Copy each of the entries below faithfully, setting aside any pictures.

Dataset:

--- start ---

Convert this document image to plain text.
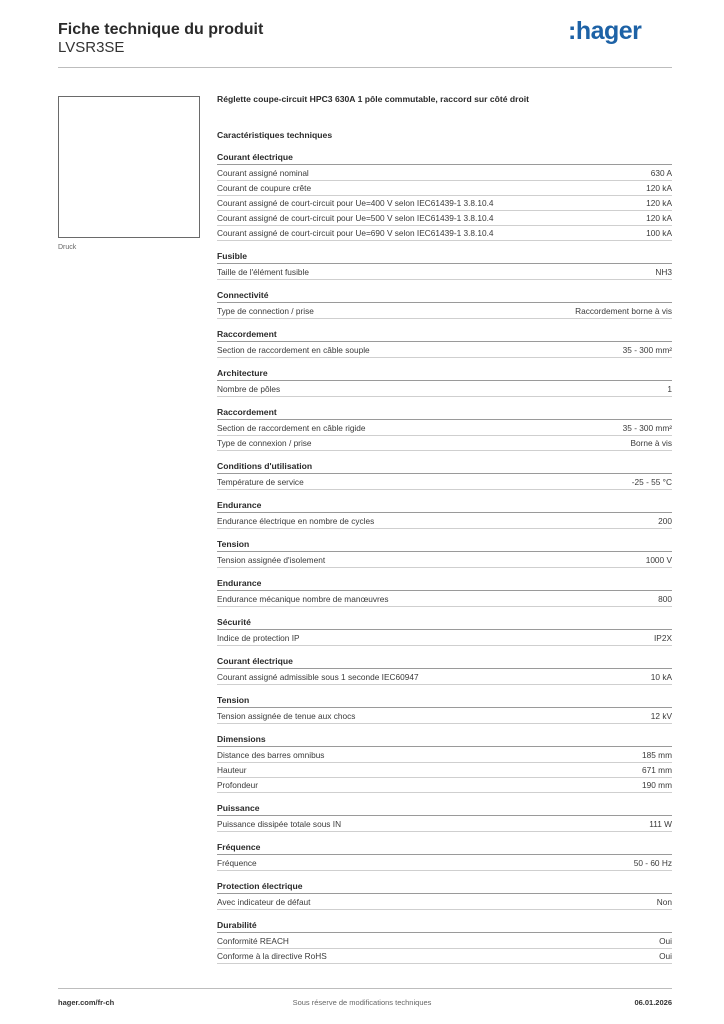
Fiche technique du produit
LVSR3SE
:hager
Druck
Réglette coupe-circuit HPC3 630A 1 pôle commutable, raccord sur côté droit
Caractéristiques techniques
Courant électrique
Courant assigné nominal	630 A
Courant de coupure crête	120 kA
Courant assigné de court-circuit pour Ue=400 V selon IEC61439-1 3.8.10.4	120 kA
Courant assigné de court-circuit pour Ue=500 V selon IEC61439-1 3.8.10.4	120 kA
Courant assigné de court-circuit pour Ue=690 V selon IEC61439-1 3.8.10.4	100 kA
Fusible
Taille de l'élément fusible	NH3
Connectivité
Type de connection / prise	Raccordement borne à vis
Raccordement
Section de raccordement en câble souple	35 - 300 mm²
Architecture
Nombre de pôles	1
Raccordement
Section de raccordement en câble rigide	35 - 300 mm²
Type de connexion / prise	Borne à vis
Conditions d'utilisation
Température de service	-25 - 55 °C
Endurance
Endurance électrique en nombre de cycles	200
Tension
Tension assignée d'isolement	1000 V
Endurance
Endurance mécanique nombre de manœuvres	800
Sécurité
Indice de protection IP	IP2X
Courant électrique
Courant assigné admissible sous 1 seconde IEC60947	10 kA
Tension
Tension assignée de tenue aux chocs	12 kV
Dimensions
Distance des barres omnibus	185 mm
Hauteur	671 mm
Profondeur	190 mm
Puissance
Puissance dissipée totale sous IN	111 W
Fréquence
Fréquence	50 - 60 Hz
Protection électrique
Avec indicateur de défaut	Non
Durabilité
Conformité REACH	Oui
Conforme à la directive RoHS	Oui
hager.com/fr-ch	Sous réserve de modifications techniques	06.01.2026
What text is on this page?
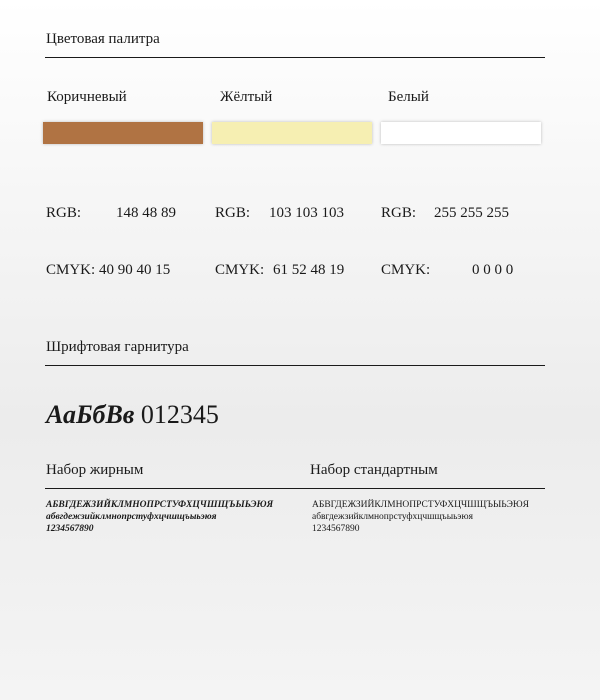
Цветовая палитра
Коричневый

RGB: 148 48 89

CMYK: 40 90 40 15

Жёлтый

RGB: 103 103 103

CMYK: 61 52 48 19

Белый

RGB: 255 255 255

CMYK:	0 0 0 0

Шрифтовая гарнитура
АаБбВв 012345
Набор жирным	Набор стандартным
АБВГДЕЖЗИЙКЛМНОПРСТУФХЦЧШЩЪЫЬЭЮЯ
абвгдежзийклмнопрстуфхцчшщъыьэюя
1234567890
АБВГДЕЖЗИЙКЛМНОПРСТУФХЦЧШЩЪЫЬЭЮЯ
абвгдежзийклмнопрстуфхцчшщъыьэюя
1234567890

--- end ---

The answer:
Convert this document image to plain text.
Fiche technique du produit
LVSR3SE
:hager
Druck
Réglette coupe-circuit HPC3 630A 1 pôle commutable, raccord sur côté droit
Caractéristiques techniques
Courant électrique
Courant assigné nominal	630 A
Courant de coupure crête	120 kA
Courant assigné de court-circuit pour Ue=400 V selon IEC61439-1 3.8.10.4	120 kA
Courant assigné de court-circuit pour Ue=500 V selon IEC61439-1 3.8.10.4	120 kA
Courant assigné de court-circuit pour Ue=690 V selon IEC61439-1 3.8.10.4	100 kA
Fusible
Taille de l'élément fusible	NH3
Connectivité
Type de connection / prise	Raccordement borne à vis
Raccordement
Section de raccordement en câble souple	35 - 300 mm²
Architecture
Nombre de pôles	1
Raccordement
Section de raccordement en câble rigide	35 - 300 mm²
Type de connexion / prise	Borne à vis
Conditions d'utilisation
Température de service	-25 - 55 °C
Endurance
Endurance électrique en nombre de cycles	200
Tension
Tension assignée d'isolement	1000 V
Endurance
Endurance mécanique nombre de manœuvres	800
Sécurité
Indice de protection IP	IP2X
Courant électrique
Courant assigné admissible sous 1 seconde IEC60947	10 kA
Tension
Tension assignée de tenue aux chocs	12 kV
Dimensions
Distance des barres omnibus	185 mm
Hauteur	671 mm
Profondeur	190 mm
Puissance
Puissance dissipée totale sous IN	111 W
Fréquence
Fréquence	50 - 60 Hz
Protection électrique
Avec indicateur de défaut	Non
Durabilité
Conformité REACH	Oui
Conforme à la directive RoHS	Oui
hager.com/fr-ch	Sous réserve de modifications techniques	06.01.2026
What text is on this page?
Цветовая палитра
Коричневый

RGB: 148 48 89

CMYK: 40 90 40 15

Жёлтый

RGB: 103 103 103

CMYK: 61 52 48 19

Белый

RGB: 255 255 255

CMYK:	0 0 0 0

Шрифтовая гарнитура
АаБбВв 012345
Набор жирным	Набор стандартным
АБВГДЕЖЗИЙКЛМНОПРСТУФХЦЧШЩЪЫЬЭЮЯ
абвгдежзийклмнопрстуфхцчшщъыьэюя
1234567890
АБВГДЕЖЗИЙКЛМНОПРСТУФХЦЧШЩЪЫЬЭЮЯ
абвгдежзийклмнопрстуфхцчшщъыьэюя
1234567890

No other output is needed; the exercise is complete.